==== Records to process ====

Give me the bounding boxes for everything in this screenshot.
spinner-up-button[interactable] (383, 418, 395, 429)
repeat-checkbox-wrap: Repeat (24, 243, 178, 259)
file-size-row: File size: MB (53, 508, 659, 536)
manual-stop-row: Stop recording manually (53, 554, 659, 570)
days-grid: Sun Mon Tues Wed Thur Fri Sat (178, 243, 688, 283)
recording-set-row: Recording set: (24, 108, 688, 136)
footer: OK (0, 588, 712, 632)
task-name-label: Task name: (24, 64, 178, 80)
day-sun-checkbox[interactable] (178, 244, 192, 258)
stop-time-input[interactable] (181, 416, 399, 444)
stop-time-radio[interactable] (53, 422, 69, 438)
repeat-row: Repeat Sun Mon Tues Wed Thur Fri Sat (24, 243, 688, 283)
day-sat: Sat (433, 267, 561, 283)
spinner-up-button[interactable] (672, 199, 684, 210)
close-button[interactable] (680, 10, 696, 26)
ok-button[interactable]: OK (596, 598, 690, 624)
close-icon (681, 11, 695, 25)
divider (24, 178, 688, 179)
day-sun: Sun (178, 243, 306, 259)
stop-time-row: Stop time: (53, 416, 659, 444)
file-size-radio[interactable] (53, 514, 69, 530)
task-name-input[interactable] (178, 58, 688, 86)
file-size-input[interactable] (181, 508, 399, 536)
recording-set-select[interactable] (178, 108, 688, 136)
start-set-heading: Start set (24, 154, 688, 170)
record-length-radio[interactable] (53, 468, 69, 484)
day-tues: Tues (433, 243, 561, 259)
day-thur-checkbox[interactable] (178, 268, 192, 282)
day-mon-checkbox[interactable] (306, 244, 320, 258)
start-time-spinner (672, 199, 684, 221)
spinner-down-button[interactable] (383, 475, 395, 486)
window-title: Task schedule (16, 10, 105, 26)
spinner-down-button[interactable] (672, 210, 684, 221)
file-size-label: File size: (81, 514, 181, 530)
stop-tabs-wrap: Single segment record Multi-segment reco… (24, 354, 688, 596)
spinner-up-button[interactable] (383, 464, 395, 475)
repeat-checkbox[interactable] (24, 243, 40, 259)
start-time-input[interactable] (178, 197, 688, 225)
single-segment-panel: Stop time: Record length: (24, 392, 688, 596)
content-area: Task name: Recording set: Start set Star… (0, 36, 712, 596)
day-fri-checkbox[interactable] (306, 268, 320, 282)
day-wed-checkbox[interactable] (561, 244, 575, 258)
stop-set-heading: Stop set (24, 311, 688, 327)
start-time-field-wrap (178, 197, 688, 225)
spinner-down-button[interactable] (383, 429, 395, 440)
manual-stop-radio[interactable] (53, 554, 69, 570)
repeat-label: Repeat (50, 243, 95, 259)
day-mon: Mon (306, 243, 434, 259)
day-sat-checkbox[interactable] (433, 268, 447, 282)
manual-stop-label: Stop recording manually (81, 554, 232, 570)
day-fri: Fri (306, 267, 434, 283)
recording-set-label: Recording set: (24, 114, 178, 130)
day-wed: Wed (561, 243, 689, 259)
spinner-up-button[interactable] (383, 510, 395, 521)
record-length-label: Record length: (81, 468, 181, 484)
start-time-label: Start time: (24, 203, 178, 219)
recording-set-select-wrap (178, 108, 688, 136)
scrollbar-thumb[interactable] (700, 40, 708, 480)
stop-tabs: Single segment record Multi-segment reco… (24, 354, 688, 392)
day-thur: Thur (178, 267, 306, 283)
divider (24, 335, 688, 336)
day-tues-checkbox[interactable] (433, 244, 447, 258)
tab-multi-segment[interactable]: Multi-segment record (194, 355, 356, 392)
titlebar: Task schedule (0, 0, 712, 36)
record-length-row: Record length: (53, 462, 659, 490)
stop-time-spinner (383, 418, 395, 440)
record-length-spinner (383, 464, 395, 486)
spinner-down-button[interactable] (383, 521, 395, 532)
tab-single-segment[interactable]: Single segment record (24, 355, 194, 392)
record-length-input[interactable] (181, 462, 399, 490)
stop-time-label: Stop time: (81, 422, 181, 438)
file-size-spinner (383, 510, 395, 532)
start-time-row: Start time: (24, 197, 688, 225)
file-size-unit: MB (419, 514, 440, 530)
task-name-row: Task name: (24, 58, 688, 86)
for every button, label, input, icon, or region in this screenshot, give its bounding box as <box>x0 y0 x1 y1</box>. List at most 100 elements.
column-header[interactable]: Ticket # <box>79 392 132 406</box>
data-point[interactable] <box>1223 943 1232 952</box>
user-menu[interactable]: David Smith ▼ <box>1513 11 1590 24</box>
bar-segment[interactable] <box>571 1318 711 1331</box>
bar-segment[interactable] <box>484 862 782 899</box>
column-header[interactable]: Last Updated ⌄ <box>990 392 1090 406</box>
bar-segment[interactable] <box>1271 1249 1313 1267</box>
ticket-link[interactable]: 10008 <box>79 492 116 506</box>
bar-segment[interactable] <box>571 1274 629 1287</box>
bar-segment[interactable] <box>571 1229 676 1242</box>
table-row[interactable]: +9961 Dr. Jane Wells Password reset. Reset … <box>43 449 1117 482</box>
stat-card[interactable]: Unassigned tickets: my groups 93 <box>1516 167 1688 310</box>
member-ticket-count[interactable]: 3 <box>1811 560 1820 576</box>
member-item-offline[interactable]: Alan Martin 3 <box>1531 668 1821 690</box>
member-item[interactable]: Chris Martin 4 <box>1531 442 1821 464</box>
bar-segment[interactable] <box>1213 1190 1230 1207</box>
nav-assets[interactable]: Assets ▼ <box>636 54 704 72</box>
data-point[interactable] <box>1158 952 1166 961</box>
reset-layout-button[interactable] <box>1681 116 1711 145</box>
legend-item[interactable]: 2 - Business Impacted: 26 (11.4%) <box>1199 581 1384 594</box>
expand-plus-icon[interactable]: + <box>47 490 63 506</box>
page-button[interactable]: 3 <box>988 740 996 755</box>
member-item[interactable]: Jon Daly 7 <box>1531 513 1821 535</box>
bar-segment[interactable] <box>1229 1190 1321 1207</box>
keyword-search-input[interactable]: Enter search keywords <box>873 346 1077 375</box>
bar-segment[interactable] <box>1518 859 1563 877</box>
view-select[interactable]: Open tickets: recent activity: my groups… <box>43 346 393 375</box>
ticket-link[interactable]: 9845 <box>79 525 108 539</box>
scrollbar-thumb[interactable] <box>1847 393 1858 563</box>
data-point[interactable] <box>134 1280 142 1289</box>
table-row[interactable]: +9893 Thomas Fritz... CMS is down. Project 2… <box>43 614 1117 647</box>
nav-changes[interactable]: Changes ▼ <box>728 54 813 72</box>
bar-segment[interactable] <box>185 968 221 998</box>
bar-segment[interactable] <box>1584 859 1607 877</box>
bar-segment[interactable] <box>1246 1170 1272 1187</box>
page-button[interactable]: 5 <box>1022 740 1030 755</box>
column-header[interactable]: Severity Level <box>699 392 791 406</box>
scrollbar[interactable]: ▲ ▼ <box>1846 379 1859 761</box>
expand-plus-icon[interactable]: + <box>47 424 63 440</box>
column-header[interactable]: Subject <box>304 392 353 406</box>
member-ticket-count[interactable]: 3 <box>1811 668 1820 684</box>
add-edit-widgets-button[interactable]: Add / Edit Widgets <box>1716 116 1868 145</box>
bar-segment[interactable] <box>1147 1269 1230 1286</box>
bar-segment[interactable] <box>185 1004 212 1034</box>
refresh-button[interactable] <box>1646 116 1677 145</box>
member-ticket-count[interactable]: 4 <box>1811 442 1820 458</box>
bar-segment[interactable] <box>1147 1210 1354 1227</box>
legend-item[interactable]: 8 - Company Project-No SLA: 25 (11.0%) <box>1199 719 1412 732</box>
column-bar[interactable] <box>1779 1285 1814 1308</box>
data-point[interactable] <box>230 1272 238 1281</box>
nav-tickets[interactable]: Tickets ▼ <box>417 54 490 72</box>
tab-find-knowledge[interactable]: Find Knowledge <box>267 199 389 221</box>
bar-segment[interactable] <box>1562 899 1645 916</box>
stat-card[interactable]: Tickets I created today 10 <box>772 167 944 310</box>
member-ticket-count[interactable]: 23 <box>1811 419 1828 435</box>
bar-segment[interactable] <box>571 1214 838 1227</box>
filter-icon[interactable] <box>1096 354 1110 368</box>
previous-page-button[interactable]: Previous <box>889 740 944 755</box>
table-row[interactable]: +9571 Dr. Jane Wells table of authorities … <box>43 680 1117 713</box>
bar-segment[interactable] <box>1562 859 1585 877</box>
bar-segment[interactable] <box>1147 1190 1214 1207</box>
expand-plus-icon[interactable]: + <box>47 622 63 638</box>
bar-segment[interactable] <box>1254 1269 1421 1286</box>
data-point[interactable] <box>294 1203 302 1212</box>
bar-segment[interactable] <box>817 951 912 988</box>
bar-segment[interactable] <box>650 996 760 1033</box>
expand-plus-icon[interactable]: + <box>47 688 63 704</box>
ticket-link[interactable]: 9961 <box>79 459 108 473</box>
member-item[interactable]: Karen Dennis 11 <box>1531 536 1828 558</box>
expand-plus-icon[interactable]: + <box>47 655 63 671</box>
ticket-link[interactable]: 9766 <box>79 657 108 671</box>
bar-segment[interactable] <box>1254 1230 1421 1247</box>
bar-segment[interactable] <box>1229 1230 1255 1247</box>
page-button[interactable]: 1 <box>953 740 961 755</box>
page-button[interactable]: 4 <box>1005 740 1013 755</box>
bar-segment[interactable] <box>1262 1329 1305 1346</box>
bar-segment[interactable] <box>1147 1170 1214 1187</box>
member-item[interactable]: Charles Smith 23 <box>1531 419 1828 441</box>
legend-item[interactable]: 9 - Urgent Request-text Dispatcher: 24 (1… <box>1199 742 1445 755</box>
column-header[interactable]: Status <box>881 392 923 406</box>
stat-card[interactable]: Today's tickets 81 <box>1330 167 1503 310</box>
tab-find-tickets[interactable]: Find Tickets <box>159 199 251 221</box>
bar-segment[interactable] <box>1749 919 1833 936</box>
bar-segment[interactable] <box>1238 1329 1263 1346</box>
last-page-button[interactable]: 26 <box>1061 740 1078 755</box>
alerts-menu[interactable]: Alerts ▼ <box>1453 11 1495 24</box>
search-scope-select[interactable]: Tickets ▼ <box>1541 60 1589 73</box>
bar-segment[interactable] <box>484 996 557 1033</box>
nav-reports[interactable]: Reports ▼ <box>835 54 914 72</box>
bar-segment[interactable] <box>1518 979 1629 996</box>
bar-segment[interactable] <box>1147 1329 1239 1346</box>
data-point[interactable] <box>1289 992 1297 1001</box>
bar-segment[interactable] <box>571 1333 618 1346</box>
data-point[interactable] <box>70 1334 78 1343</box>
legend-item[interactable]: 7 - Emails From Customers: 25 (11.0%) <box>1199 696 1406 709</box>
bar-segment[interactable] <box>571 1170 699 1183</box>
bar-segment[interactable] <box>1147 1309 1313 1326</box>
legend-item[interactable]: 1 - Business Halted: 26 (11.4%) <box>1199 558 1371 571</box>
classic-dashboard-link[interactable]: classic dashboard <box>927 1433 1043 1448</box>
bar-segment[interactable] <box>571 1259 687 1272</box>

====

◆ Challenge:
Please output the data from its first line to the line with "task-name-label: Task name: (24, 64, 178, 80)", both included, as a Markdown table with the columns Row and Line, giving each line a row number and leaving out blank lines.

◆ Finished exercise:
| Row | Line |
|---|---|
| 1 | Give me the bounding boxes for everything in this screenshot. |
| 2 | spinner-up-button[interactable] (383, 418, 395, 429) |
| 3 | repeat-checkbox-wrap: Repeat (24, 243, 178, 259) |
| 4 | file-size-row: File size: MB (53, 508, 659, 536) |
| 5 | manual-stop-row: Stop recording manually (53, 554, 659, 570) |
| 6 | days-grid: Sun Mon Tues Wed Thur Fri Sat (178, 243, 688, 283) |
| 7 | recording-set-row: Recording set: (24, 108, 688, 136) |
| 8 | footer: OK (0, 588, 712, 632) |
| 9 | task-name-label: Task name: (24, 64, 178, 80) |